● Challenge
Scan the listing and work out how many lines contain the word "back". Nothing but the number should be given.

[Dataset items]
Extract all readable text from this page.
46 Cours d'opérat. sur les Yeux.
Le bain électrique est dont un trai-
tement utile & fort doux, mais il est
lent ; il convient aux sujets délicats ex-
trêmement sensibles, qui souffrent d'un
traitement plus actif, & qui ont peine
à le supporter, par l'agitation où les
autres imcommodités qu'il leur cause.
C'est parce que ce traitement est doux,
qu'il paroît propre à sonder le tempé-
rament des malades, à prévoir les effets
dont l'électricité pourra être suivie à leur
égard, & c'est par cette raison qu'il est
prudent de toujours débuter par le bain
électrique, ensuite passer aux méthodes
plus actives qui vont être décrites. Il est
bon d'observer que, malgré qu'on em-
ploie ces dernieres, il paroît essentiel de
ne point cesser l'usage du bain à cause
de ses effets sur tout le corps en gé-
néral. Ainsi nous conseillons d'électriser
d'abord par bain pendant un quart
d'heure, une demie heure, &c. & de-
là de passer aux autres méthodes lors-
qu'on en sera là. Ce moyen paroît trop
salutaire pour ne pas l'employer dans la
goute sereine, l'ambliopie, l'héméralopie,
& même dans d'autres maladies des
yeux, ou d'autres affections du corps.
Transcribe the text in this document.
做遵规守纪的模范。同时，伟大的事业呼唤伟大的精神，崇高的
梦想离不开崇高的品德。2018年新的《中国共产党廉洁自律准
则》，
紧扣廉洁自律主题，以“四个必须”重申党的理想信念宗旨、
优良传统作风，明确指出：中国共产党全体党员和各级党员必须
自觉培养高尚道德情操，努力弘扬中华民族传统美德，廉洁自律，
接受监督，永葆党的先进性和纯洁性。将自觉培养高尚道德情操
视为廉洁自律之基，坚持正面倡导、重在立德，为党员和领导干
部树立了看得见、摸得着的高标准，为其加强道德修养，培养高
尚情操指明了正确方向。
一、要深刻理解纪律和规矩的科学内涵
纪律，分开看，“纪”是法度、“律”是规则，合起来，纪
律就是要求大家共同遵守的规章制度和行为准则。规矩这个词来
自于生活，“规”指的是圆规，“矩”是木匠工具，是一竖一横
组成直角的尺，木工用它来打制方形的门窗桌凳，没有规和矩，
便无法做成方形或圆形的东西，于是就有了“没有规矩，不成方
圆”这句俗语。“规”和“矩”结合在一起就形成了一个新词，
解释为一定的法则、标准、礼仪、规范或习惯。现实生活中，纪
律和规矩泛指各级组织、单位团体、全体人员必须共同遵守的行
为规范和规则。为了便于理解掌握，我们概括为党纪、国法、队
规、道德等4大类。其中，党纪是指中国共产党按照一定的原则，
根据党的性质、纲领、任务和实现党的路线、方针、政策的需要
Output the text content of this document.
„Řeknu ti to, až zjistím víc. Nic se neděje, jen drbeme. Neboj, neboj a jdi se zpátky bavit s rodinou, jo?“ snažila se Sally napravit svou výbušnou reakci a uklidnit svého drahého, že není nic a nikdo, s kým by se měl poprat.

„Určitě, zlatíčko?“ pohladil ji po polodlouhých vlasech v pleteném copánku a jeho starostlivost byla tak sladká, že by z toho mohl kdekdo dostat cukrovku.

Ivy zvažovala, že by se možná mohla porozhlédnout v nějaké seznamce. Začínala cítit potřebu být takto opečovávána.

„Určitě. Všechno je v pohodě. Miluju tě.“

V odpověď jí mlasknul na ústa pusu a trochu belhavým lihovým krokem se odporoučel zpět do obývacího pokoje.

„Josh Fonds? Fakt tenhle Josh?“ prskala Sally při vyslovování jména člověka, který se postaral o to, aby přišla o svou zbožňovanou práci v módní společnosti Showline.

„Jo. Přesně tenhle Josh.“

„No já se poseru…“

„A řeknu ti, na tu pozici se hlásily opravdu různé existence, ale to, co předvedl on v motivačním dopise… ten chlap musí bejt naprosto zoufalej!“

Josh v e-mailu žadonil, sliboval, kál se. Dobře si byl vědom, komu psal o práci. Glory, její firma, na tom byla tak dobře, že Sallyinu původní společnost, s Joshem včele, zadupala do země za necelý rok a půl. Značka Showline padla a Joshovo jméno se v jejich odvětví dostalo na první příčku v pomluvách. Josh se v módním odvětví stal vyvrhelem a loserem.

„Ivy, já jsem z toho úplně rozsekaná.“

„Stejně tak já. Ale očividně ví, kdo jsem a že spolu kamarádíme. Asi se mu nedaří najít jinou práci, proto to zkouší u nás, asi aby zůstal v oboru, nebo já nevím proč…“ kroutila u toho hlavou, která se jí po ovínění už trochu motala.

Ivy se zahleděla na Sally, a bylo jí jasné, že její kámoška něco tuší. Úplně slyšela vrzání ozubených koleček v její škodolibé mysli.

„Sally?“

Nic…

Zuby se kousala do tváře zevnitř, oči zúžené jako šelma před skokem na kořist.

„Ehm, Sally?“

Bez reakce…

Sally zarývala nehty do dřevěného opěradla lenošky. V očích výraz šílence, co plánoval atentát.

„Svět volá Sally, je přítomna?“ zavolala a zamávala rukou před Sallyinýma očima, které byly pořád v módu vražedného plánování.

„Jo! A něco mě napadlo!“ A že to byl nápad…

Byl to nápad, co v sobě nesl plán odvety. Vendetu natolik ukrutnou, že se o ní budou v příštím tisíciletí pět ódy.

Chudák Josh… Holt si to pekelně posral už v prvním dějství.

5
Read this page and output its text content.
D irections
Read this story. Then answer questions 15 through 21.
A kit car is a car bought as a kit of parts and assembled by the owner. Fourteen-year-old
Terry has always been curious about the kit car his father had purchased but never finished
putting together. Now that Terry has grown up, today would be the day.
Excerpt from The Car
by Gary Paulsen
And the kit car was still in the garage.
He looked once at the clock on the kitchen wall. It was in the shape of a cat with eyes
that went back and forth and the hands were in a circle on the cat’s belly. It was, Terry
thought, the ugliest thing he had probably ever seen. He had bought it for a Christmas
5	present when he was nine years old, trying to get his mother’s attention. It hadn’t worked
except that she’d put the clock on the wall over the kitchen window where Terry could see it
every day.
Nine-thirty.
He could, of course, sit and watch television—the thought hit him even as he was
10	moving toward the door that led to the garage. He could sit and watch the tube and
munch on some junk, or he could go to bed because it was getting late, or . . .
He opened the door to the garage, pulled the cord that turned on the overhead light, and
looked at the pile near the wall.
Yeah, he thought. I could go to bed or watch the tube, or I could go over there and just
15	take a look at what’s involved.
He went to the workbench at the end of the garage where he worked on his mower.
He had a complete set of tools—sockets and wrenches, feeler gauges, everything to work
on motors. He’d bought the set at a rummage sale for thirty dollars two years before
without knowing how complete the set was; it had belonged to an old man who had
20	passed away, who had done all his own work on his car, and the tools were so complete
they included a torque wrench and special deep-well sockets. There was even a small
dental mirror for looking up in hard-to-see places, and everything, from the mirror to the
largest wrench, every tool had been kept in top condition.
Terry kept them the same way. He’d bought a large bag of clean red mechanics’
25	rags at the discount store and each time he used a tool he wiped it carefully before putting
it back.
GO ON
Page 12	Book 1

● Solution for this task
2